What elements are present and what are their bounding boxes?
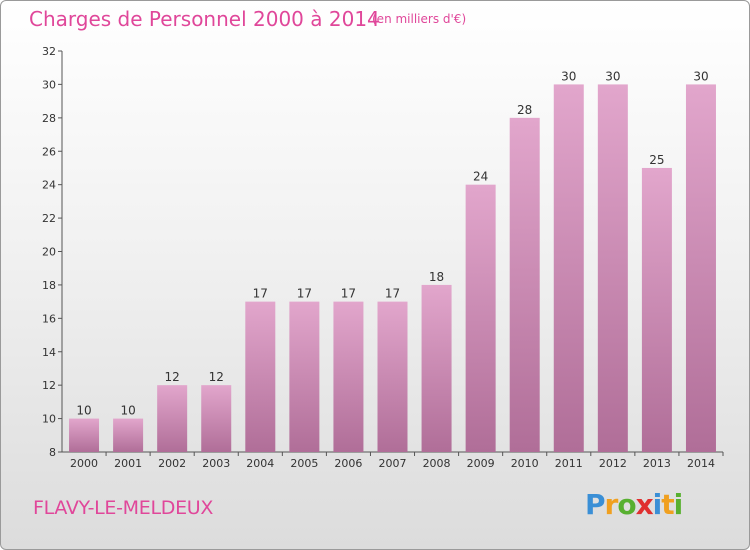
chart-title: Charges de Personnel 2000 à 2014 [29, 7, 380, 31]
bar [465, 184, 496, 452]
bar-value-label: 12 [209, 370, 224, 384]
bar [157, 385, 188, 452]
bar-value-label: 12 [165, 370, 180, 384]
bar [553, 84, 584, 453]
x-tick-label: 2011 [555, 457, 583, 470]
y-tick-label: 18 [42, 279, 56, 292]
x-tick-label: 2013 [643, 457, 671, 470]
y-tick-label: 16 [42, 312, 56, 325]
chart-subtitle: (en milliers d'€) [372, 12, 467, 26]
logo-letter: r [604, 488, 619, 521]
bar-value-label: 28 [517, 103, 532, 117]
x-tick-label: 2010 [511, 457, 539, 470]
y-tick-label: 22 [42, 212, 56, 225]
bar-value-label: 30 [693, 69, 708, 83]
logo-letter: i [652, 488, 663, 521]
y-tick-label: 30 [42, 78, 56, 91]
y-tick-label: 26 [42, 145, 56, 158]
bar-value-label: 17 [253, 287, 268, 301]
x-tick-label: 2007 [379, 457, 407, 470]
y-tick-label: 28 [42, 112, 56, 125]
x-tick-label: 2002 [158, 457, 186, 470]
bar [685, 84, 716, 453]
x-tick-label: 2000 [70, 457, 98, 470]
x-tick-label: 2003 [202, 457, 230, 470]
logo-letter: i [673, 488, 684, 521]
bar [597, 84, 628, 453]
bar-value-label: 30 [605, 69, 620, 83]
y-tick-label: 20 [42, 246, 56, 259]
x-tick-label: 2004 [246, 457, 274, 470]
bar [201, 385, 232, 452]
bar [377, 301, 408, 452]
bar [113, 418, 144, 452]
bar [69, 418, 100, 452]
bar-value-label: 30 [561, 69, 576, 83]
x-tick-label: 2006 [334, 457, 362, 470]
x-tick-label: 2012 [599, 457, 627, 470]
commune-name: FLAVY-LE-MELDEUX [33, 497, 214, 519]
bar-value-label: 17 [297, 287, 312, 301]
x-tick-label: 2008 [423, 457, 451, 470]
x-tick-label: 2005 [290, 457, 318, 470]
bar [289, 301, 320, 452]
x-tick-label: 2009 [467, 457, 495, 470]
bar [333, 301, 364, 452]
bar-value-label: 25 [649, 153, 664, 167]
y-tick-label: 32 [42, 45, 56, 58]
y-tick-label: 10 [42, 413, 56, 426]
logo-letter: x [635, 488, 654, 521]
bar [245, 301, 276, 452]
bar-value-label: 24 [473, 170, 488, 184]
bar-value-label: 17 [385, 287, 400, 301]
bar-value-label: 18 [429, 270, 444, 284]
bar [421, 284, 452, 452]
bar-value-label: 10 [120, 404, 135, 418]
y-tick-label: 8 [49, 446, 56, 459]
x-tick-label: 2014 [687, 457, 715, 470]
bar-value-label: 10 [76, 404, 91, 418]
y-tick-label: 14 [42, 346, 56, 359]
proxiti-logo: Proxiti [585, 488, 684, 521]
bar [509, 117, 540, 452]
y-tick-label: 12 [42, 379, 56, 392]
x-tick-label: 2001 [114, 457, 142, 470]
logo-letter: o [617, 488, 636, 521]
bar [641, 167, 672, 453]
y-tick-label: 24 [42, 179, 56, 192]
logo-letter: t [661, 488, 674, 521]
logo-letter: P [585, 488, 606, 521]
bar-value-label: 17 [341, 287, 356, 301]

▶ WHAT IS NEEDED:
Please render the data above as a JSON list of strings with one string per line, omitting blank lines. Leave the picture out.

▶ SOLUTION TO THIS TASK:
[
  "What elements are present and what are their bounding boxes?",
  "chart-title: Charges de Personnel 2000 à 2014 [29, 7, 380, 31]",
  "bar [465, 184, 496, 452]",
  "bar-value-label: 12 [209, 370, 224, 384]",
  "bar [157, 385, 188, 452]",
  "bar-value-label: 12 [165, 370, 180, 384]",
  "bar [553, 84, 584, 453]",
  "x-tick-label: 2011 [555, 457, 583, 470]",
  "y-tick-label: 18 [42, 279, 56, 292]",
  "x-tick-label: 2013 [643, 457, 671, 470]",
  "y-tick-label: 16 [42, 312, 56, 325]",
  "chart-subtitle: (en milliers d'€) [372, 12, 467, 26]",
  "logo-letter: r [604, 488, 619, 521]",
  "bar-value-label: 28 [517, 103, 532, 117]",
  "x-tick-label: 2010 [511, 457, 539, 470]",
  "y-tick-label: 22 [42, 212, 56, 225]",
  "bar-value-label: 30 [693, 69, 708, 83]",
  "logo-letter: i [652, 488, 663, 521]",
  "y-tick-label: 30 [42, 78, 56, 91]",
  "y-tick-label: 26 [42, 145, 56, 158]",
  "bar-value-label: 17 [253, 287, 268, 301]",
  "x-tick-label: 2007 [379, 457, 407, 470]",
  "y-tick-label: 28 [42, 112, 56, 125]",
  "x-tick-label: 2002 [158, 457, 186, 470]",
  "bar [685, 84, 716, 453]",
  "x-tick-label: 2000 [70, 457, 98, 470]",
  "x-tick-label: 2003 [202, 457, 230, 470]",
  "logo-letter: i [673, 488, 684, 521]",
  "bar [597, 84, 628, 453]",
  "bar-value-label: 30 [605, 69, 620, 83]",
  "y-tick-label: 20 [42, 246, 56, 259]",
  "x-tick-label: 2004 [246, 457, 274, 470]",
  "bar [201, 385, 232, 452]",
  "bar [377, 301, 408, 452]",
  "bar [113, 418, 144, 452]",
  "bar [69, 418, 100, 452]",
  "bar-value-label: 30 [561, 69, 576, 83]",
  "x-tick-label: 2006 [334, 457, 362, 470]",
  "x-tick-label: 2012 [599, 457, 627, 470]",
  "commune-name: FLAVY-LE-MELDEUX [33, 497, 214, 519]",
  "bar-value-label: 17 [297, 287, 312, 301]",
  "x-tick-label: 2008 [423, 457, 451, 470]",
  "x-tick-label: 2005 [290, 457, 318, 470]",
  "bar [289, 301, 320, 452]",
  "x-tick-label: 2009 [467, 457, 495, 470]",
  "bar [333, 301, 364, 452]",
  "bar-value-label: 25 [649, 153, 664, 167]",
  "y-tick-label: 32 [42, 45, 56, 58]",
  "y-tick-label: 10 [42, 413, 56, 426]",
  "logo-letter: x [635, 488, 654, 521]",
  "bar [245, 301, 276, 452]",
  "bar-value-label: 24 [473, 170, 488, 184]",
  "bar-value-label: 17 [385, 287, 400, 301]",
  "bar-value-label: 18 [429, 270, 444, 284]",
  "bar [421, 284, 452, 452]",
  "bar-value-label: 10 [120, 404, 135, 418]",
  "y-tick-label: 8 [49, 446, 56, 459]",
  "x-tick-label: 2014 [687, 457, 715, 470]",
  "bar-value-label: 10 [76, 404, 91, 418]",
  "y-tick-label: 14 [42, 346, 56, 359]",
  "proxiti-logo: Proxiti [585, 488, 684, 521]",
  "bar [509, 117, 540, 452]",
  "y-tick-label: 12 [42, 379, 56, 392]",
  "x-tick-label: 2001 [114, 457, 142, 470]",
  "logo-letter: o [617, 488, 636, 521]",
  "bar [641, 167, 672, 453]",
  "y-tick-label: 24 [42, 179, 56, 192]",
  "logo-letter: t [661, 488, 674, 521]",
  "logo-letter: P [585, 488, 606, 521]",
  "bar-value-label: 17 [341, 287, 356, 301]"
]